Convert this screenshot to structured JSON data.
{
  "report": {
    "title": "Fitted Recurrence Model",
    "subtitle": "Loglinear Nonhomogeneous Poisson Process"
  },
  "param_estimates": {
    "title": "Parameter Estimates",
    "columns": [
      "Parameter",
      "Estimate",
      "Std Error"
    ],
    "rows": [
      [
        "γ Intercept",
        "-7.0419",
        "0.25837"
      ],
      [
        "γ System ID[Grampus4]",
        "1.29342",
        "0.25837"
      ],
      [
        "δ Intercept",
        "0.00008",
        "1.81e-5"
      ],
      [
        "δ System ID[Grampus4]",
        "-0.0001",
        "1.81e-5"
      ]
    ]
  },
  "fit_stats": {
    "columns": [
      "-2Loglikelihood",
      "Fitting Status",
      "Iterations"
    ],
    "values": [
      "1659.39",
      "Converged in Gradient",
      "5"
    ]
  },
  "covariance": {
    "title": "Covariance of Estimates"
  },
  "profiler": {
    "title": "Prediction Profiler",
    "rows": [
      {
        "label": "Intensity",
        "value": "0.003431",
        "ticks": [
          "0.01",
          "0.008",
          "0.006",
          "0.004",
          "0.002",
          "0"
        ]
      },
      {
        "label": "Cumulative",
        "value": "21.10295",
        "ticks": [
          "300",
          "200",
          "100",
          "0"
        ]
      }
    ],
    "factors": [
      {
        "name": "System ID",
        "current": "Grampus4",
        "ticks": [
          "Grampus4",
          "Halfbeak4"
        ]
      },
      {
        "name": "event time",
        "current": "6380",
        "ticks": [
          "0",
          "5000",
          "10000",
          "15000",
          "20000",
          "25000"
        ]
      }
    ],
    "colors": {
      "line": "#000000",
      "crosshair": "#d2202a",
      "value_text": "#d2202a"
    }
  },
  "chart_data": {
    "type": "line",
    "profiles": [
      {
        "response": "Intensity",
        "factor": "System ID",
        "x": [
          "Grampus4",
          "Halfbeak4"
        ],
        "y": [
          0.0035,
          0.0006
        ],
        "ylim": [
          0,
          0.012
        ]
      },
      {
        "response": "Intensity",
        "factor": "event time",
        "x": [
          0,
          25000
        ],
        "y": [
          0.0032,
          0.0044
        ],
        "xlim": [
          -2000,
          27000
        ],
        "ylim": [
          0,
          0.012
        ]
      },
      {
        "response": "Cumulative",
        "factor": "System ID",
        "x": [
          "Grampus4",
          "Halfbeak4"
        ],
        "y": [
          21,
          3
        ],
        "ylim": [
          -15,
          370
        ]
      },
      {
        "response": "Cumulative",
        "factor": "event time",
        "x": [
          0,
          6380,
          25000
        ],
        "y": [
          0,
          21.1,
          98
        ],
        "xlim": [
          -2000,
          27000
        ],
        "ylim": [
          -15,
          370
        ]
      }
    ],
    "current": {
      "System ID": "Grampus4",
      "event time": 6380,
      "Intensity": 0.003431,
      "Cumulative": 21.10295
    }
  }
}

Stated task: Each line above that includes "Cumulative" counts once; state the total and nothing more.

Reply to the task: 4